Cette question d’illégalité des trois conventions signées par la CNSS, l’ANAM et les professionnels de la santé a poussé Mohamed Benchaâboun, ministre de l’Économie et des Finances, à saisir le Chef du gouvernement pour surseoir à la publication des conventions dans le Bulletin officiel et à exiger l’évaluation de l’impact de ces conventions sur la viabilité du régime avant la mise en exécution de leurs dispositions. A son tour, le Chef du gouvernement a saisi le Secrétariat général du gouvernement (SGG) pour vérifier la légalité desdites conventions.
Toutefois, Khalid Lahlou, Directeur général de l’ANAM, fait savoir que l’absence de la CNOPS n’est pas synonyme de refus radical des conventions : « Nous avons retardé la signature de la CNOPS à la demande de son directeur pour permettre à la commission interministérielle de se pencher sur les problèmes de la Caisse et proposer des solutions à même de stabiliser son équilibre financier », a-t-il indiqué.
Par ailleurs, la CNOPS, déjà déficitaire, est incapable de supporter les nouveaux TNR, qui pourraient lui coûter plus de 350 millions de dirhams annuellement. Soulignons que selon le dernier rapport de la Cour des comptes, la CNOPS a enregistré une dégradation continue de ses résultats au cours de la période 2006-2018. En 2019, la CNOPS a affiché un déficit technique de près de 300 MDH. Cette dégradation s’explique par l’absence de révision de taux de cotisation depuis 14 ans et l’accroissement des dépenses du régime en vertu d’un taux de sinistralité en croissance continue qui se situe à près de 50% actuellement.
Si la CNSS s’est empressée de parapher les conventions, c’est que ses indicateurs financiers sont globalement dans le vert, et qu’elle dispose d’un excédent exploitable de 29 MMDH. Une situation financière qui a permis à la CNSS d’accepter de débourser au moins 1 MMDH supplémentaire par an au profit des médecins et cliniques. Cette somme représente, en effet, le coût financier induit par l’éventuelle application des nouveaux tarifs nationaux de référence (TNR), tel que prévu par les conventions nationales signées le 13 janvier avec les représentants des prestataires de soins du secteur privé. Il semble ainsi que la CNSS et la CNOPS évoluent différemment, ce qui explique les écarts criants entre les deux Caisses. Il s’agit notamment du taux de sinistralité qui avoisine les 49% à la CNOPS et 22% à la CNSS et du taux de cotisations qui est de 5% à la CNOPS et 6,37% à la CNSS.
Pour rappel, les résolutions prises par la CNSS vont entraîner une augmentation annuelle de 19 à 20% des frais remboursés par la CNSS aux bénéficiaires de l’AMO, ce qui correspond à environ 820 millions de dirhams additionnels à ajouter aux dépenses techniques de l’Assurance maladie obligatoire (AMO), gérée par la CNSS. Selon Reda Benamar, Directeur des études, communication et développement à la CNSS, ces dépenses supplémentaires ne signifient en aucun cas une augmentation du taux de cotisation. En effet, le Conseil d’administration de la caisse n’a pas jugé utile d’associer cette augmentation au réajustement du taux de cotisation étant donné que le taux de cotisation actuelle permet de subvenir aux dépenses usuelles courantes, même en y ajoutant les nouvelles augmentations. Dans ce contexte, un bilan d’étape sera réalisé d’ici deux ans dans le but d’évaluer l’effet de toutes ces mesures sur les équilibres de la CNSS. Selon la réglementation, une quelconque augmentation du taux de cotisation ne pourrait intervenir qu’en 2034.

Données de détection de mise en page de documents:
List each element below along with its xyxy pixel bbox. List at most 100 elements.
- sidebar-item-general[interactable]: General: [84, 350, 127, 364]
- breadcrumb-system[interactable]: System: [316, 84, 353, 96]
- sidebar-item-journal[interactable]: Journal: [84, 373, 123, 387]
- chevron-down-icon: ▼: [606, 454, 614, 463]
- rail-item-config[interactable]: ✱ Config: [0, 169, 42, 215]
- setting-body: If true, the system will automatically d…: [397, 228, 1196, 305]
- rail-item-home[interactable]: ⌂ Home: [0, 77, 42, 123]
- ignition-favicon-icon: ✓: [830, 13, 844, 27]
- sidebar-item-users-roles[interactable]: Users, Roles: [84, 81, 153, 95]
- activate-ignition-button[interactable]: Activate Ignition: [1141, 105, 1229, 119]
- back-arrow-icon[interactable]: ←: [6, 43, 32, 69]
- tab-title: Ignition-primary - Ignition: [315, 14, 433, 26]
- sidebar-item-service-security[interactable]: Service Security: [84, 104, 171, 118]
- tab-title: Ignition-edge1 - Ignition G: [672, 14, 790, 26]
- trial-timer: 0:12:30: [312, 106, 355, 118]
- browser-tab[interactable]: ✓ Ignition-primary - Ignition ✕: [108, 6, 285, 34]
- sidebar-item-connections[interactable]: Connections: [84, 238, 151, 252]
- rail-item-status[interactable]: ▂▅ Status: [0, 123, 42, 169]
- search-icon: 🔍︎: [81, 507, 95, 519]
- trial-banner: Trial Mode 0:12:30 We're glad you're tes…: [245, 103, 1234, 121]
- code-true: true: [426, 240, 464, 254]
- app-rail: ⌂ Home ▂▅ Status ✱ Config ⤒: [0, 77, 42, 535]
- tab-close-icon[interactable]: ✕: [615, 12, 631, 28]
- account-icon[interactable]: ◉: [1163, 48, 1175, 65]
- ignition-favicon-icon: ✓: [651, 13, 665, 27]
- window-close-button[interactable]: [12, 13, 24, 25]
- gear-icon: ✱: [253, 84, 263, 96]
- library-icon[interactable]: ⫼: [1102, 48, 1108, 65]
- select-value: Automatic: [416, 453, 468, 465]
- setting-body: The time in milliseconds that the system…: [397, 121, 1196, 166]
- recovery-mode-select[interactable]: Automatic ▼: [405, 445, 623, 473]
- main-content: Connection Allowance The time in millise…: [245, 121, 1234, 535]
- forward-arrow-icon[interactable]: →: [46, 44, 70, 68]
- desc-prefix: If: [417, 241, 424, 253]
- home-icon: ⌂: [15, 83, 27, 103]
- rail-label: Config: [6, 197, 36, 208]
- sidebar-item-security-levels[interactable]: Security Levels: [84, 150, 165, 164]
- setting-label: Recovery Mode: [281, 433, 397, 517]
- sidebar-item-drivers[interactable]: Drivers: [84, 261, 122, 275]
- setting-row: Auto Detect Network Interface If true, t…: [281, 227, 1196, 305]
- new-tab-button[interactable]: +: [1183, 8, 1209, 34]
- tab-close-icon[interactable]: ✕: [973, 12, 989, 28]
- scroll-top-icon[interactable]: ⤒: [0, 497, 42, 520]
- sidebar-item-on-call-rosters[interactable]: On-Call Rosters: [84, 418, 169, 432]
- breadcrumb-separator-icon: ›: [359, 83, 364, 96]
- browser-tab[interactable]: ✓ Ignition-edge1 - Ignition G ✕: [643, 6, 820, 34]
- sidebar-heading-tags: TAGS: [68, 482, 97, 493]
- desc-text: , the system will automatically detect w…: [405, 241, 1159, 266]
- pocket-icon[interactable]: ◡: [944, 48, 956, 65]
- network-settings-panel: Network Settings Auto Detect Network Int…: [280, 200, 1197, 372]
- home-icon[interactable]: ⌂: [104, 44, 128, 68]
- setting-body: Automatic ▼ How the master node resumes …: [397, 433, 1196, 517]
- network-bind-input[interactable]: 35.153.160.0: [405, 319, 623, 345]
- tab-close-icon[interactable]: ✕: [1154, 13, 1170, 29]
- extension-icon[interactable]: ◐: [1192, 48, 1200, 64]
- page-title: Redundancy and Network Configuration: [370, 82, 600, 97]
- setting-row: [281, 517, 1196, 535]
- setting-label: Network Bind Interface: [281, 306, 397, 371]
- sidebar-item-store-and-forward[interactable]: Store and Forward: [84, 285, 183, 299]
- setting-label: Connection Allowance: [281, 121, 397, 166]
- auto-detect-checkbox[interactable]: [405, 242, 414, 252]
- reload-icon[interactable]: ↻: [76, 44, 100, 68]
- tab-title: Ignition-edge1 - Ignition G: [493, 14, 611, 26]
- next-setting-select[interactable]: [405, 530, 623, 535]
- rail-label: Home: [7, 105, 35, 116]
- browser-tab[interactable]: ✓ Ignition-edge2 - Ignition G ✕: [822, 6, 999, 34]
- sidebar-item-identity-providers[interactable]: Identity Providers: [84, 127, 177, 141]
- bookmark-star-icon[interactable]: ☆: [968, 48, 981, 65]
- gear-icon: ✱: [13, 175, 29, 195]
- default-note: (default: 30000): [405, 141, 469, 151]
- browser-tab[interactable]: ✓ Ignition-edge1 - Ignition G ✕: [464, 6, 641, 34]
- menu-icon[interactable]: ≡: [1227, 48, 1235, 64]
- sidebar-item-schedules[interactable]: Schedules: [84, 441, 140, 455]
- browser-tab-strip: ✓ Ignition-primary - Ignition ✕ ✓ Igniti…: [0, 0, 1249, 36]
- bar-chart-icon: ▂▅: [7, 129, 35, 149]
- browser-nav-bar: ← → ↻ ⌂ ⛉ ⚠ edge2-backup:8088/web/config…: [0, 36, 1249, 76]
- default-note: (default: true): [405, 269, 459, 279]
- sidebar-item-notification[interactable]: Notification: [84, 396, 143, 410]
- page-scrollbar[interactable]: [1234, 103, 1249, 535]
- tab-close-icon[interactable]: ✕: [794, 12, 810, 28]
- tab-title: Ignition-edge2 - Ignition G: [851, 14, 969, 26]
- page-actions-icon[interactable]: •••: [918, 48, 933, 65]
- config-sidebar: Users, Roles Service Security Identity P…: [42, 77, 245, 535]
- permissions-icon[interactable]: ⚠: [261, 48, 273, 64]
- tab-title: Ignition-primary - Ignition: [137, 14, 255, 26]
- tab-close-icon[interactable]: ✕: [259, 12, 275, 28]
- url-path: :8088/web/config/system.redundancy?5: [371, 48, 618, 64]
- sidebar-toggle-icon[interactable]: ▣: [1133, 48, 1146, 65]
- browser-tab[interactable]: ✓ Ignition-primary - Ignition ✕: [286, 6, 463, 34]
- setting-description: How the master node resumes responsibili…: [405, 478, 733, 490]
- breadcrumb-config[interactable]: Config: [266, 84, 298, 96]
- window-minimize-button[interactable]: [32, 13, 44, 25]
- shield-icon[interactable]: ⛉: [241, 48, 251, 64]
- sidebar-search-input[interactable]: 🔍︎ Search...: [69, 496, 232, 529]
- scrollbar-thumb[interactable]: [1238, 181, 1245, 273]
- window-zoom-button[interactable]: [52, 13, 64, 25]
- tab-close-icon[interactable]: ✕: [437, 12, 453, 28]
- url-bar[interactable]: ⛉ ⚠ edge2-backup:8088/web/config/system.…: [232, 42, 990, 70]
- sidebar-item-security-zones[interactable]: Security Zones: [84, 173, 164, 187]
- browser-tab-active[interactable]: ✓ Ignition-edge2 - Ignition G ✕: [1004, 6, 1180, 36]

Consigne 1:
Selon le texte sur les conventions de l'AMO, quel est le taux de cotisation à la CNOPS ?
Consigne 2:
Recopiez, dans le texte sur les conventions de l'AMO, le passage qui s'ouvre sur les mots contenant « Par ailleurs, la » et se ferme sur « de 50% actuellement. ».
Les lignes n'interviennent pas dans ce travail.

Réponse rédigée 1:
Il est de 5 %.

Réponse rédigée 2:
Par ailleurs, la CNOPS, déjà déficitaire, est incapable de supporter les nouveaux TNR, qui pourraient lui coûter plus de 350 millions de dirhams annuellement. Soulignons que selon le dernier rapport de la Cour des comptes, la CNOPS a enregistré une dégradation continue de ses résultats au cours de la période 2006-2018. En 2019, la CNOPS a affiché un déficit technique de près de 300 MDH. Cette dégradation s’explique par l’absence de révision de taux de cotisation depuis 14 ans et l’accroissement des dépenses du régime en vertu d’un taux de sinistralité en croissance continue qui se situe à près de 50% actuellement.